## Material for the task
+ + + + +

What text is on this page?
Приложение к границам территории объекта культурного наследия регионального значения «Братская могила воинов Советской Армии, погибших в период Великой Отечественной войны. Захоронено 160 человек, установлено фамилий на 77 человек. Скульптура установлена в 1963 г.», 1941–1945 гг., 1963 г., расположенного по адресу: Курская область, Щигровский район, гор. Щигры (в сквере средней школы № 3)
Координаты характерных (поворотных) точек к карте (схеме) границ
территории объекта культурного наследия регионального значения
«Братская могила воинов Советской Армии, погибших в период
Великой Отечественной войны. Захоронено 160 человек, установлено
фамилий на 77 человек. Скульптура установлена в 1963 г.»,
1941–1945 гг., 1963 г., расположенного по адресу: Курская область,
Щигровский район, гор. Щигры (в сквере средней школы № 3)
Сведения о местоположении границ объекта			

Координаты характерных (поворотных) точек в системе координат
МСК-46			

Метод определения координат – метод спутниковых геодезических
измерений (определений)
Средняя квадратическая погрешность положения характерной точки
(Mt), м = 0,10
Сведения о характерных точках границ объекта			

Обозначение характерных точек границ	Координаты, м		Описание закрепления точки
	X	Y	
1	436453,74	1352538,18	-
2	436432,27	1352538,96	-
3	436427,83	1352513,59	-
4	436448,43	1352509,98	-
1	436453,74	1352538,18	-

+ + + + +

## Goal
Retype all the material above precisely, with no line left out.

## Output for this exercise
What text is on this page?
Приложение к границам территории объекта культурного наследия регионального значения «Братская могила воинов Советской Армии, погибших в период Великой Отечественной войны. Захоронено 160 человек, установлено фамилий на 77 человек. Скульптура установлена в 1963 г.», 1941–1945 гг., 1963 г., расположенного по адресу: Курская область, Щигровский район, гор. Щигры (в сквере средней школы № 3)
Координаты характерных (поворотных) точек к карте (схеме) границ
территории объекта культурного наследия регионального значения
«Братская могила воинов Советской Армии, погибших в период
Великой Отечественной войны. Захоронено 160 человек, установлено
фамилий на 77 человек. Скульптура установлена в 1963 г.»,
1941–1945 гг., 1963 г., расположенного по адресу: Курская область,
Щигровский район, гор. Щигры (в сквере средней школы № 3)
Сведения о местоположении границ объекта			

Координаты характерных (поворотных) точек в системе координат
МСК-46			

Метод определения координат – метод спутниковых геодезических
измерений (определений)
Средняя квадратическая погрешность положения характерной точки
(Mt), м = 0,10
Сведения о характерных точках границ объекта			

Обозначение характерных точек границ	Координаты, м		Описание закрепления точки
	X	Y	
1	436453,74	1352538,18	-
2	436432,27	1352538,96	-
3	436427,83	1352513,59	-
4	436448,43	1352509,98	-
1	436453,74	1352538,18	-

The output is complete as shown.